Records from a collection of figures
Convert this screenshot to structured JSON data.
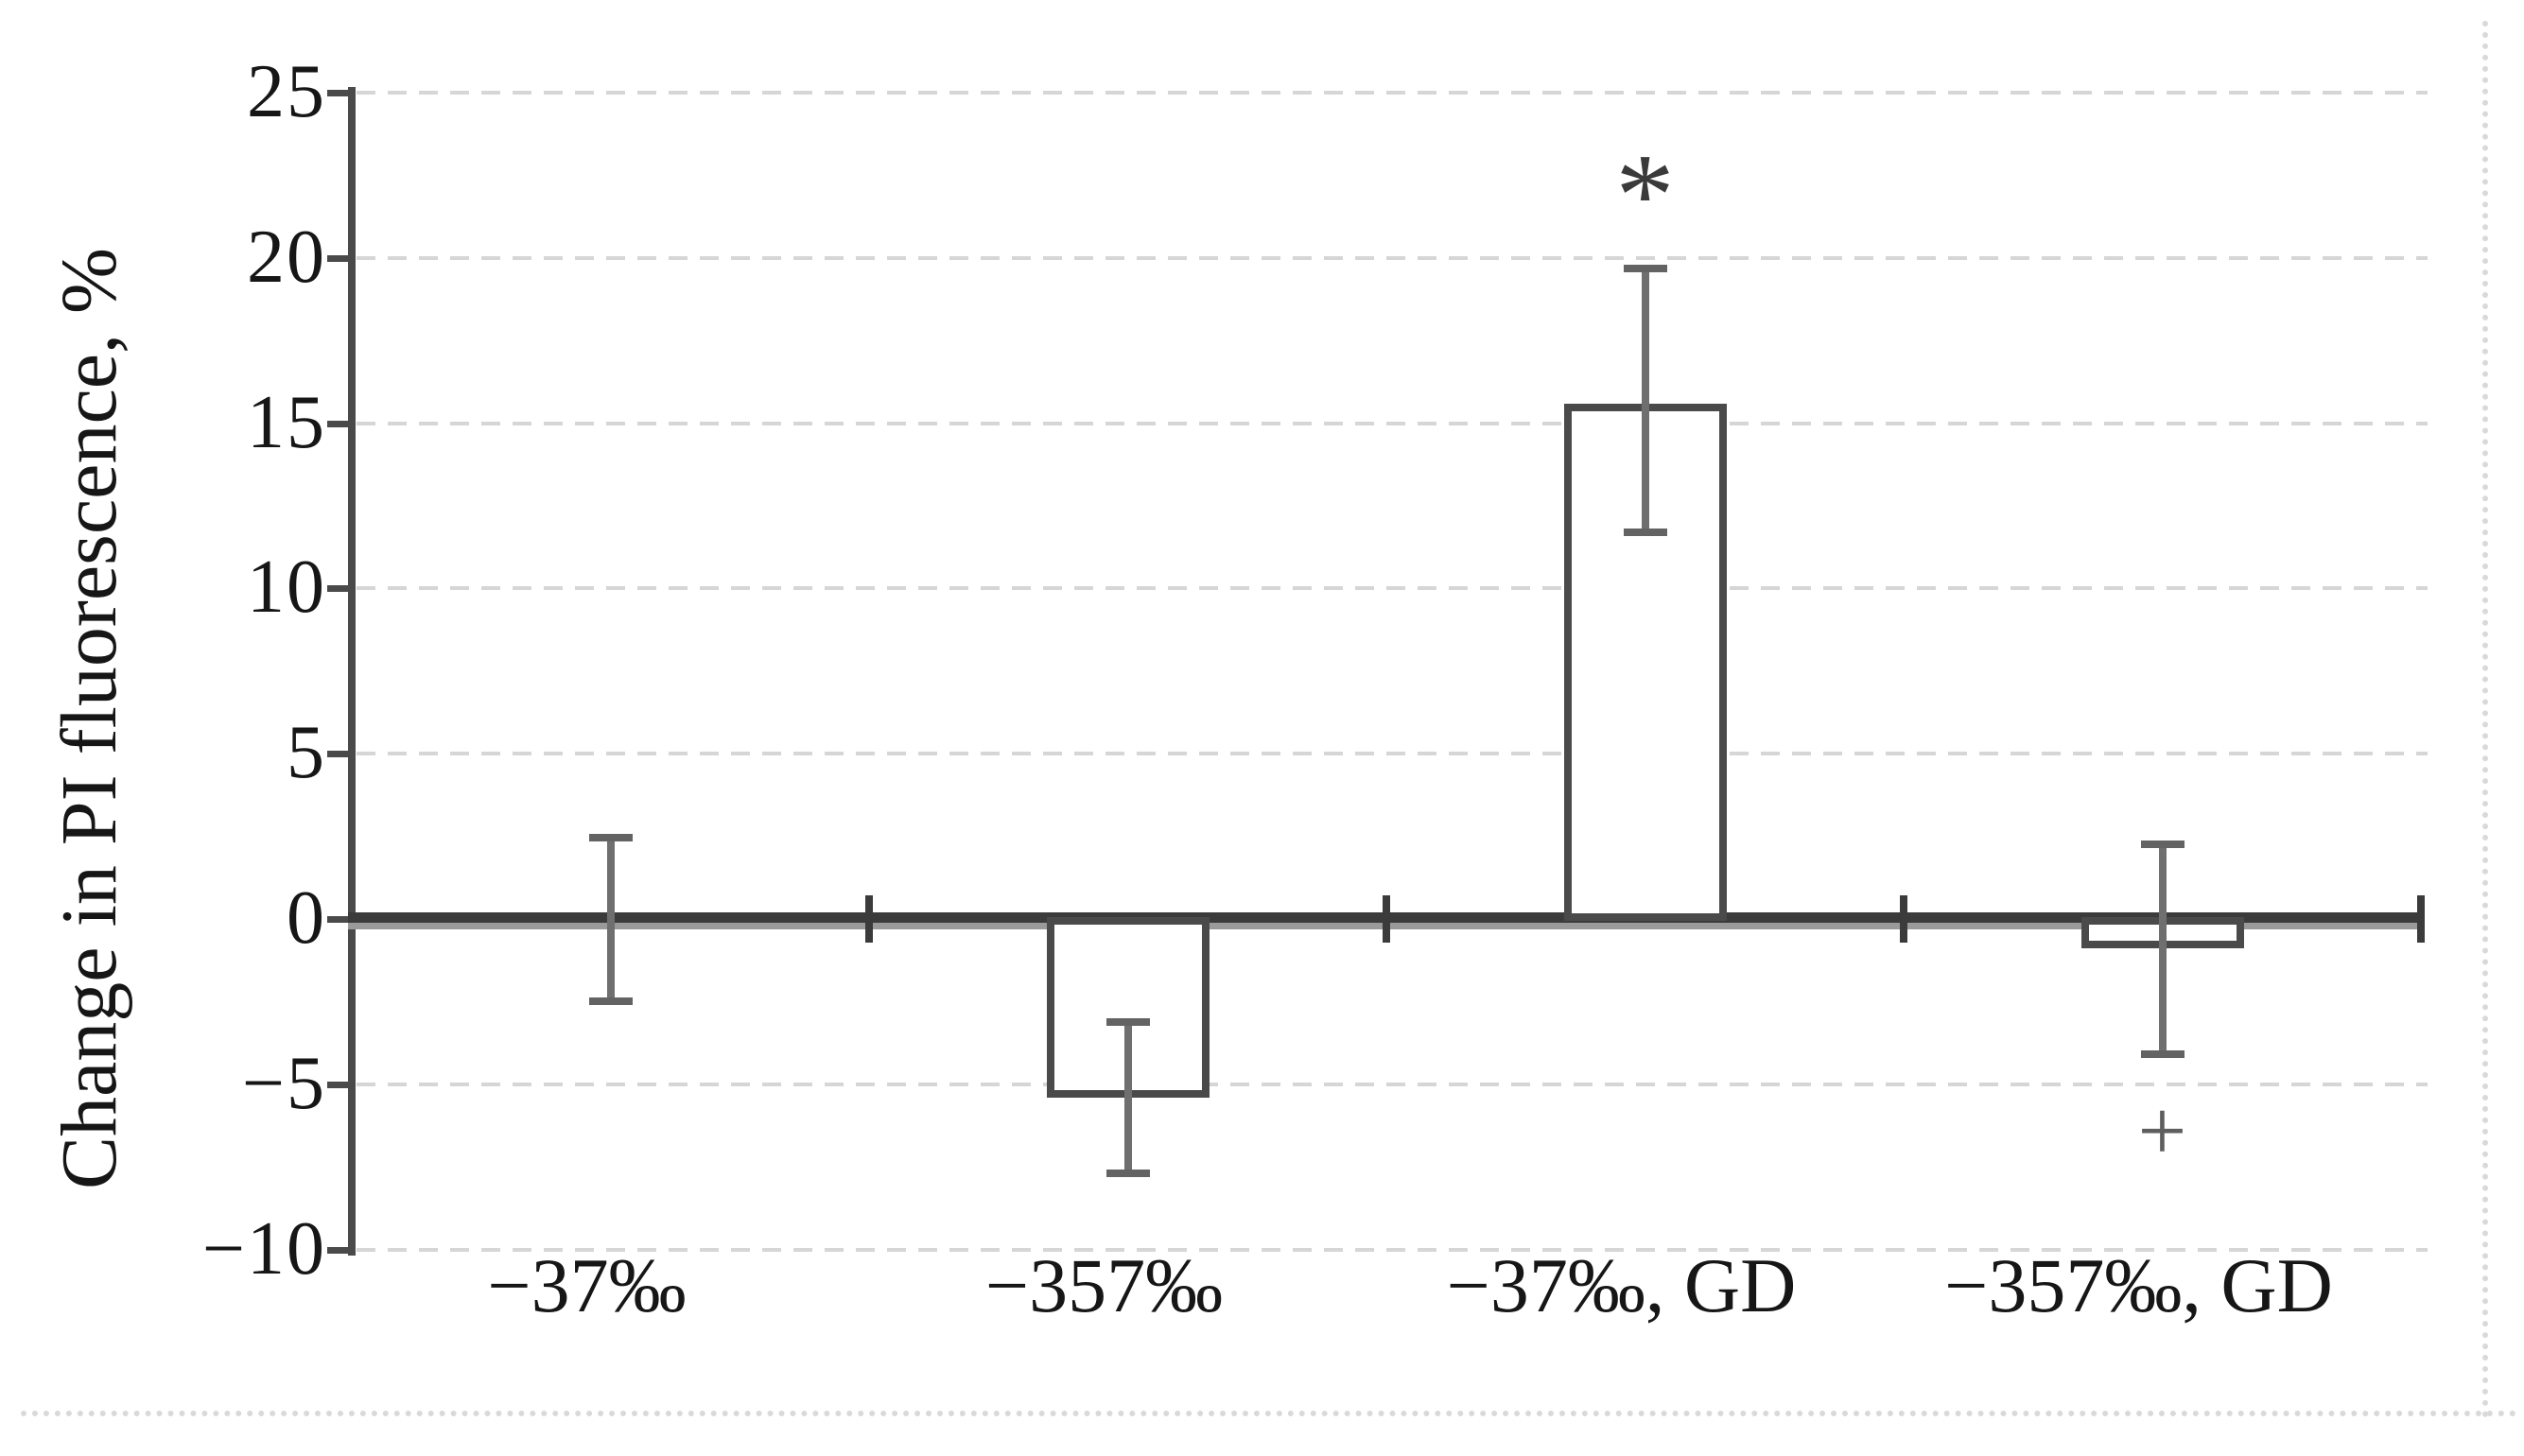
{
  "figure": {
    "y_axis_title": "Change in PI fluorescence, %"
  },
  "chart_data": {
    "type": "bar",
    "title": "",
    "xlabel": "",
    "ylabel": "Change in PI fluorescence, %",
    "categories": [
      "−37‰",
      "−357‰",
      "−37‰, GD",
      "−357‰, GD"
    ],
    "values": [
      0,
      -5.4,
      15.6,
      -0.9
    ],
    "error_upper": [
      2.5,
      -3.1,
      19.7,
      2.3
    ],
    "error_lower": [
      -2.5,
      -7.7,
      11.7,
      -4.1
    ],
    "annotations": [
      {
        "category_index": 2,
        "symbol": "*",
        "y": 22.8
      },
      {
        "category_index": 3,
        "symbol": "+",
        "y": -6.4
      }
    ],
    "ylim": [
      -10,
      25
    ],
    "ytick_step": 5,
    "ytick_labels": [
      "25",
      "20",
      "15",
      "10",
      "5",
      "0",
      "−5",
      "−10"
    ],
    "ytick_values": [
      25,
      20,
      15,
      10,
      5,
      0,
      -5,
      -10
    ],
    "legend": null,
    "grid": "horizontal-dashed",
    "bar_fill": "#ffffff",
    "bar_border_color": "#4a4a4a",
    "error_bar_color": "#6f6f6f",
    "axis_color": "#3b3b3b",
    "gridline_color": "#d6d6d6",
    "text_color": "#161616"
  }
}
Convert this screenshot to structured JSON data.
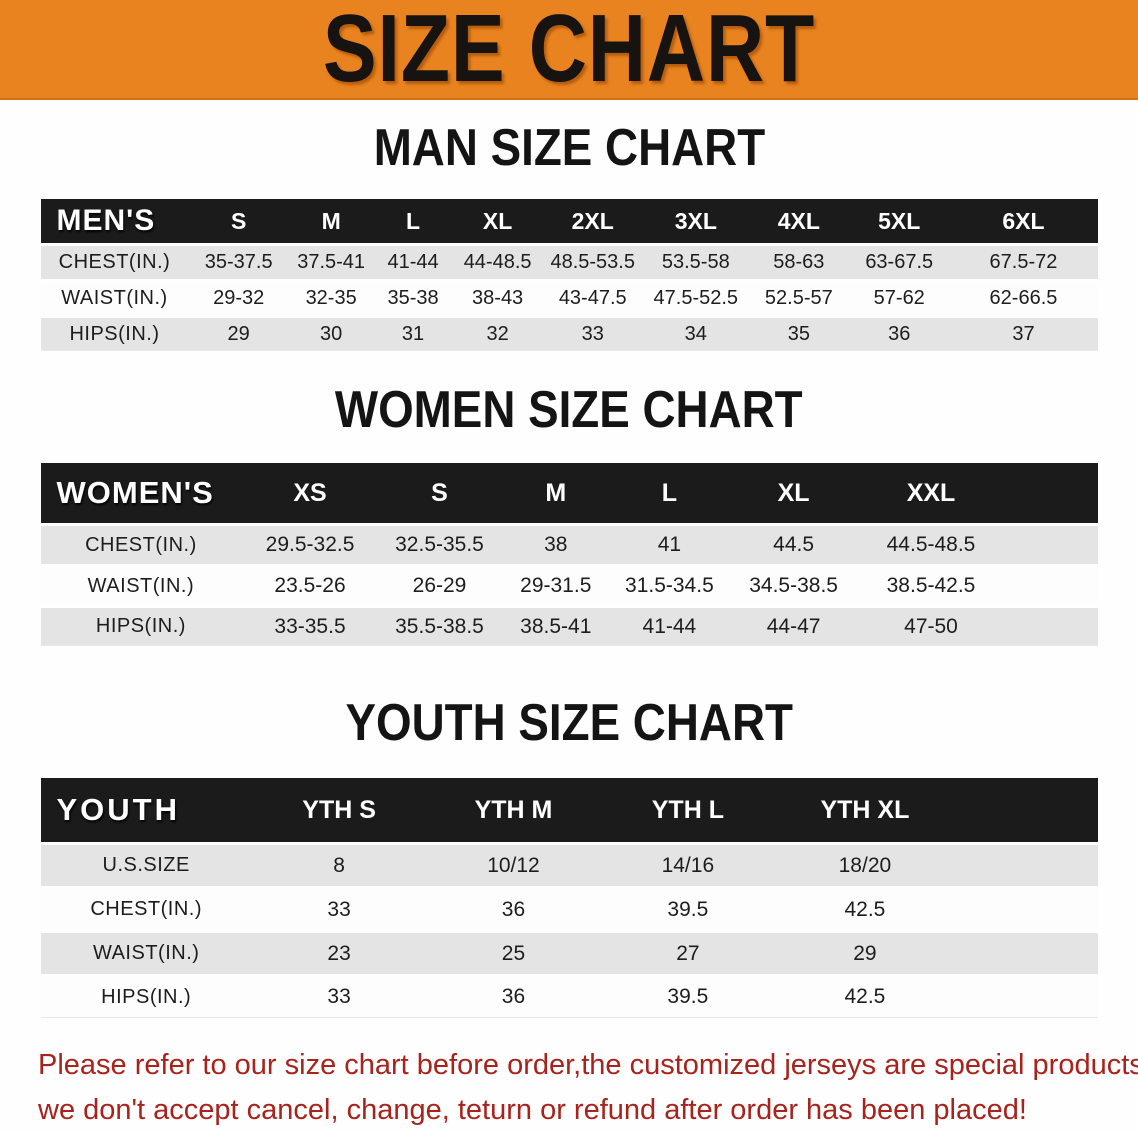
{
  "banner": {
    "title": "SIZE CHART"
  },
  "sections": [
    {
      "heading": "MAN SIZE CHART",
      "header_label": "MEN'S",
      "columns": [
        "S",
        "M",
        "L",
        "XL",
        "2XL",
        "3XL",
        "4XL",
        "5XL",
        "6XL"
      ],
      "rows": [
        {
          "label": "CHEST(IN.)",
          "values": [
            "35-37.5",
            "37.5-41",
            "41-44",
            "44-48.5",
            "48.5-53.5",
            "53.5-58",
            "58-63",
            "63-67.5",
            "67.5-72"
          ]
        },
        {
          "label": "WAIST(IN.)",
          "values": [
            "29-32",
            "32-35",
            "35-38",
            "38-43",
            "43-47.5",
            "47.5-52.5",
            "52.5-57",
            "57-62",
            "62-66.5"
          ]
        },
        {
          "label": "HIPS(IN.)",
          "values": [
            "29",
            "30",
            "31",
            "32",
            "33",
            "34",
            "35",
            "36",
            "37"
          ]
        }
      ]
    },
    {
      "heading": "WOMEN SIZE CHART",
      "header_label": "WOMEN'S",
      "columns": [
        "XS",
        "S",
        "M",
        "L",
        "XL",
        "XXL"
      ],
      "rows": [
        {
          "label": "CHEST(IN.)",
          "values": [
            "29.5-32.5",
            "32.5-35.5",
            "38",
            "41",
            "44.5",
            "44.5-48.5"
          ]
        },
        {
          "label": "WAIST(IN.)",
          "values": [
            "23.5-26",
            "26-29",
            "29-31.5",
            "31.5-34.5",
            "34.5-38.5",
            "38.5-42.5"
          ]
        },
        {
          "label": "HIPS(IN.)",
          "values": [
            "33-35.5",
            "35.5-38.5",
            "38.5-41",
            "41-44",
            "44-47",
            "47-50"
          ]
        }
      ]
    },
    {
      "heading": "YOUTH SIZE CHART",
      "header_label": "YOUTH",
      "columns": [
        "YTH S",
        "YTH M",
        "YTH L",
        "YTH XL"
      ],
      "rows": [
        {
          "label": "U.S.SIZE",
          "values": [
            "8",
            "10/12",
            "14/16",
            "18/20"
          ]
        },
        {
          "label": "CHEST(IN.)",
          "values": [
            "33",
            "36",
            "39.5",
            "42.5"
          ]
        },
        {
          "label": "WAIST(IN.)",
          "values": [
            "23",
            "25",
            "27",
            "29"
          ]
        },
        {
          "label": "HIPS(IN.)",
          "values": [
            "33",
            "36",
            "39.5",
            "42.5"
          ]
        }
      ]
    }
  ],
  "disclaimer": {
    "line1": "Please refer to our size chart before order,the customized jerseys are special products,",
    "line2": "we don't accept cancel, change, teturn or refund after order has been placed!"
  },
  "colors": {
    "banner_bg": "#E8831F",
    "banner_text": "#161310",
    "table_header_bg": "#1B1B1B",
    "table_header_text": "#FFFFFF",
    "row_alt_bg": "#E4E4E4",
    "row_bg": "#FDFDFD",
    "disclaimer_text": "#A7231C"
  }
}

• PROBLEM TO WORK ON:
Filter out all lines lacking the word "fluorescence" and copy the rest.

• OUTPUT FOR THIS TASK:
    "y_axis_title": "Change in PI fluorescence, %"
    "ylabel": "Change in PI fluorescence, %",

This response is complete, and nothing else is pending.